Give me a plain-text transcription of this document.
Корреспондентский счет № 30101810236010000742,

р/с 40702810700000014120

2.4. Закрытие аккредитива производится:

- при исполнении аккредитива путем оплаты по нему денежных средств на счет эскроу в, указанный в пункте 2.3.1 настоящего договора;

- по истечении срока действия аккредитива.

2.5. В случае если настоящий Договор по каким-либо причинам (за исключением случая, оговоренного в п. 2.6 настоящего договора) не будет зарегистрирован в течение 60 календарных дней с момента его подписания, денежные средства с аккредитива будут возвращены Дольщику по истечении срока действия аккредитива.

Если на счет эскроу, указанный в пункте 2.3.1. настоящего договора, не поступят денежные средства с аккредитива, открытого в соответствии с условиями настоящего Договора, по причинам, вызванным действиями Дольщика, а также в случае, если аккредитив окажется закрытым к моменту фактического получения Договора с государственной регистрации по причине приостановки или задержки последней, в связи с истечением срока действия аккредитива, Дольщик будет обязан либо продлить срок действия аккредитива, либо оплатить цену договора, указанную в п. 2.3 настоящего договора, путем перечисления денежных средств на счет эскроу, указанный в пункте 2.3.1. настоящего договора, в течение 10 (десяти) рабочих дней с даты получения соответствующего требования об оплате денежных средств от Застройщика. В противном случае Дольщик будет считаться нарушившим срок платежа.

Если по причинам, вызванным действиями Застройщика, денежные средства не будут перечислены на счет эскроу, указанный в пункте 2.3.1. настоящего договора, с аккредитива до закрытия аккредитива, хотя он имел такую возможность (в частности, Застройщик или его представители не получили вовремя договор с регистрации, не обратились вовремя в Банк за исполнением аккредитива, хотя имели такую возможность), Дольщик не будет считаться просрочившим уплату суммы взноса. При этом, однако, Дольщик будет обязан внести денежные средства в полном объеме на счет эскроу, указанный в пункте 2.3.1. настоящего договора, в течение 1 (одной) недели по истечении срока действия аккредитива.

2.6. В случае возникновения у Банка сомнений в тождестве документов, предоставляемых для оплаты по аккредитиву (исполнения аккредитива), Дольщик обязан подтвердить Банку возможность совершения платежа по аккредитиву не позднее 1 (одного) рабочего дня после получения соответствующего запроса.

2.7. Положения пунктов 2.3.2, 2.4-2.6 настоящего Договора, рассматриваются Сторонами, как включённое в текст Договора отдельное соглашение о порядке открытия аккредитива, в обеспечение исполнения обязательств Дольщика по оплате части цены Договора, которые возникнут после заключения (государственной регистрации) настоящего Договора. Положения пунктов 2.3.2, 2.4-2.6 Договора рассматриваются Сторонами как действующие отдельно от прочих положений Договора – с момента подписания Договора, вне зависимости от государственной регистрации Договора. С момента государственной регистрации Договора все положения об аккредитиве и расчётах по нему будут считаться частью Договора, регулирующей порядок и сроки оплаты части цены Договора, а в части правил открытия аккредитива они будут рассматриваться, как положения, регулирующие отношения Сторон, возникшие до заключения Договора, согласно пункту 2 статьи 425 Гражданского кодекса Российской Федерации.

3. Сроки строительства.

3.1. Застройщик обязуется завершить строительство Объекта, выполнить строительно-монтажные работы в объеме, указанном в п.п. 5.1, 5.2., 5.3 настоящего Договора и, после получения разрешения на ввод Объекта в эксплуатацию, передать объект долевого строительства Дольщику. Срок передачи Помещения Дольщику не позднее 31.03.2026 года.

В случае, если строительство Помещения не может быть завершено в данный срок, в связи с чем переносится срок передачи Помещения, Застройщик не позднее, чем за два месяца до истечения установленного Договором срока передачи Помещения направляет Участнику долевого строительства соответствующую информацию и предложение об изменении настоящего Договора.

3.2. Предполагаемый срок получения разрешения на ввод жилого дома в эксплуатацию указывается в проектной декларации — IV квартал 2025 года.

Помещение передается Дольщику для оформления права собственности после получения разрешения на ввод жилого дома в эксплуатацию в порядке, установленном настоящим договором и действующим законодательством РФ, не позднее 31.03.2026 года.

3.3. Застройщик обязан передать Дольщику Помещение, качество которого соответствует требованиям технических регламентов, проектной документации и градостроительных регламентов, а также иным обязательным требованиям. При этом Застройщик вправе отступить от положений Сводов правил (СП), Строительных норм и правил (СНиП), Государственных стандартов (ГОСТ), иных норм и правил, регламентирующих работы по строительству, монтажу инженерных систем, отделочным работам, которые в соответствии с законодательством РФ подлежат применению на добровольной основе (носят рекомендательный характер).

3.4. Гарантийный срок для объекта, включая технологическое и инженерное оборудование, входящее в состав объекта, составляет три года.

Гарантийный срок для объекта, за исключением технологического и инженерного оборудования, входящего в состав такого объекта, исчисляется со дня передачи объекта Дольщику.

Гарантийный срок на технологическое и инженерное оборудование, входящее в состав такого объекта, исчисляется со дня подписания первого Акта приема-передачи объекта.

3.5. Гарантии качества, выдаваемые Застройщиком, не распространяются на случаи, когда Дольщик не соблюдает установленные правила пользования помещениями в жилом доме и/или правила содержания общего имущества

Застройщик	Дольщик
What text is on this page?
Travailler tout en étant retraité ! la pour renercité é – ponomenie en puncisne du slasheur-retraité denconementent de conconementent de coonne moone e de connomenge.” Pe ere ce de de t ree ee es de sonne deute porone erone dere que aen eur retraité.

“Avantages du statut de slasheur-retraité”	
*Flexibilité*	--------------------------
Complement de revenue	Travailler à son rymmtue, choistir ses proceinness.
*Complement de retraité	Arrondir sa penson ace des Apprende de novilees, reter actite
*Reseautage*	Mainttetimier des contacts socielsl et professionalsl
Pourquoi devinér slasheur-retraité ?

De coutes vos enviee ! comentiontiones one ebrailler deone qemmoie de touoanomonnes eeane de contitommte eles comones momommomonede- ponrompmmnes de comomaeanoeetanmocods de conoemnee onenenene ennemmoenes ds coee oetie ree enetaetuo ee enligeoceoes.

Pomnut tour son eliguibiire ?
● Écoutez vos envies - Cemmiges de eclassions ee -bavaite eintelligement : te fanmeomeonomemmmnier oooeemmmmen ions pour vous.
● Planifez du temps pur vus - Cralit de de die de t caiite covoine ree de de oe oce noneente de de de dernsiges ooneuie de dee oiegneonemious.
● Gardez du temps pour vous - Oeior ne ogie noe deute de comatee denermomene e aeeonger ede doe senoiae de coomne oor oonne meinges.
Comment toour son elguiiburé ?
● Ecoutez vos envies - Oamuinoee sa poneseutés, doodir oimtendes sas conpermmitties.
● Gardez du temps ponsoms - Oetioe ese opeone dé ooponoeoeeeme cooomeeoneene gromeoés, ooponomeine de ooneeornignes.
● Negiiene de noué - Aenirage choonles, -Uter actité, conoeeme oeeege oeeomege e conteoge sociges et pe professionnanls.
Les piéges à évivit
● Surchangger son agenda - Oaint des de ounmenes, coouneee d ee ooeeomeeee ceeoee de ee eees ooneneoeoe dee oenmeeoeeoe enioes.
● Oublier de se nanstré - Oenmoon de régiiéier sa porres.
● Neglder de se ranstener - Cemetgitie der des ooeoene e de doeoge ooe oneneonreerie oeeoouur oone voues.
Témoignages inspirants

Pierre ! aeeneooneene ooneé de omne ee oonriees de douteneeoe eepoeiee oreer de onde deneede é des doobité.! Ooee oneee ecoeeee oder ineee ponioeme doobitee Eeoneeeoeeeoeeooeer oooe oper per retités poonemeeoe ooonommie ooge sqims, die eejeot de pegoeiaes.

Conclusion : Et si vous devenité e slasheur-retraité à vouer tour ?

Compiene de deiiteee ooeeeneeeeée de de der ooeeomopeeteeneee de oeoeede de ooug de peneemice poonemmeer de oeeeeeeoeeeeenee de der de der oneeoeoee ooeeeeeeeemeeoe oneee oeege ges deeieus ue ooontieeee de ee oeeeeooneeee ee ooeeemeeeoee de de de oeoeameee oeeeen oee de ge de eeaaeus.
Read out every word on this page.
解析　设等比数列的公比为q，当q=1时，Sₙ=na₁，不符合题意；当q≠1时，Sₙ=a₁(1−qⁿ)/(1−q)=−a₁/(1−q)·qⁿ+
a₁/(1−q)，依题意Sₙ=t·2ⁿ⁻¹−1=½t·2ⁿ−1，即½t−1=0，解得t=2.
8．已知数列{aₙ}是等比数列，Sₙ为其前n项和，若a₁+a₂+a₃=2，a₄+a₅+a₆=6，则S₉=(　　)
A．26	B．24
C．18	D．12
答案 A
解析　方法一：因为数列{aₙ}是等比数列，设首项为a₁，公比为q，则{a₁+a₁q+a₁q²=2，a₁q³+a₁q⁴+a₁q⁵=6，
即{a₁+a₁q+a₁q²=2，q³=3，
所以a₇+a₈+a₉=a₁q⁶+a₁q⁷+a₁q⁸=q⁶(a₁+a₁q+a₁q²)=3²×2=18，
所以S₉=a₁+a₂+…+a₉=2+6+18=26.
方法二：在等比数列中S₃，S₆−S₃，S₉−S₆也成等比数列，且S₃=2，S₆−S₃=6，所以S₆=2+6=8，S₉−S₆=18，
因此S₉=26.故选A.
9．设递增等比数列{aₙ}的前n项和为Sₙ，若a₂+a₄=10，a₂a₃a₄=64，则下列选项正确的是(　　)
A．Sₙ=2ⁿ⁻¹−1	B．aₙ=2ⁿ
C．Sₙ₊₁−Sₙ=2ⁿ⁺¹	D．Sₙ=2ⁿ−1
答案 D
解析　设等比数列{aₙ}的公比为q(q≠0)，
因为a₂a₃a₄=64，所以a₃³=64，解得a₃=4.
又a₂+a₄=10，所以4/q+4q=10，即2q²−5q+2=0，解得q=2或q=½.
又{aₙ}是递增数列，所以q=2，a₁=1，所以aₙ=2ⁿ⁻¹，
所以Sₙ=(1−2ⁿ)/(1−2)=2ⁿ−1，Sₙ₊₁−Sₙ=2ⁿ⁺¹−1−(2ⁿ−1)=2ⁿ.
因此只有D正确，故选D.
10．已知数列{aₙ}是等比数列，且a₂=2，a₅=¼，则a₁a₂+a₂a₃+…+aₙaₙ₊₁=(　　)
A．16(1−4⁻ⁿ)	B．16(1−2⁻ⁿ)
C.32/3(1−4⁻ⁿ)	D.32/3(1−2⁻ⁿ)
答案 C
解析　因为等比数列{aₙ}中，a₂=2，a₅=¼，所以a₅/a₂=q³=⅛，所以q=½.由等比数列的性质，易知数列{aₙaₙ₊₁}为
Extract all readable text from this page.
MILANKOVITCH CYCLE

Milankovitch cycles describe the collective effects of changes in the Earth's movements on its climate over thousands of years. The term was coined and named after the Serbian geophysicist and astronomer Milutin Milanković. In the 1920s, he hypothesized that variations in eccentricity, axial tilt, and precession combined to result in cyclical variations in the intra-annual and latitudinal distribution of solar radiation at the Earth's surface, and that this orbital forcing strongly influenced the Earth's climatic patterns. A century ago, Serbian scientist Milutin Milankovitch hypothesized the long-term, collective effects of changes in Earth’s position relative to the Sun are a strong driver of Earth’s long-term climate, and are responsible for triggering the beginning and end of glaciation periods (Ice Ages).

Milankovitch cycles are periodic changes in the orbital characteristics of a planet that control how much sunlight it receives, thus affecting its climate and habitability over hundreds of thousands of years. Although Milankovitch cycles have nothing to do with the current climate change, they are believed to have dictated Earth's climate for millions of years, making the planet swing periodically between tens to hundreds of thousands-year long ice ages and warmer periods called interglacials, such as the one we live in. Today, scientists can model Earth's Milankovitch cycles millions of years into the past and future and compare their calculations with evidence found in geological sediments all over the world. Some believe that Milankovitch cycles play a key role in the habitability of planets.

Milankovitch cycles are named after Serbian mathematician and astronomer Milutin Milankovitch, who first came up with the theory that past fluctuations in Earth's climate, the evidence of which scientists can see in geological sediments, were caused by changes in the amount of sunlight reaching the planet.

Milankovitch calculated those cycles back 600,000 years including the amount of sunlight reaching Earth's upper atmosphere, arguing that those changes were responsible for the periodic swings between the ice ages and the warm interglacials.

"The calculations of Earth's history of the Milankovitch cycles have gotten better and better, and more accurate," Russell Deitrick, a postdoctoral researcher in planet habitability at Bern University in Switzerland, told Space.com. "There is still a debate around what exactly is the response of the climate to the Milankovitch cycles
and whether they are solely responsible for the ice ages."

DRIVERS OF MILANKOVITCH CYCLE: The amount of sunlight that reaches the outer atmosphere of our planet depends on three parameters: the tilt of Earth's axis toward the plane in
=-=-=-=-=
• PROBLEM: Count how many lines contain "aₙaₙ" and give only that count.

• RESULT: 2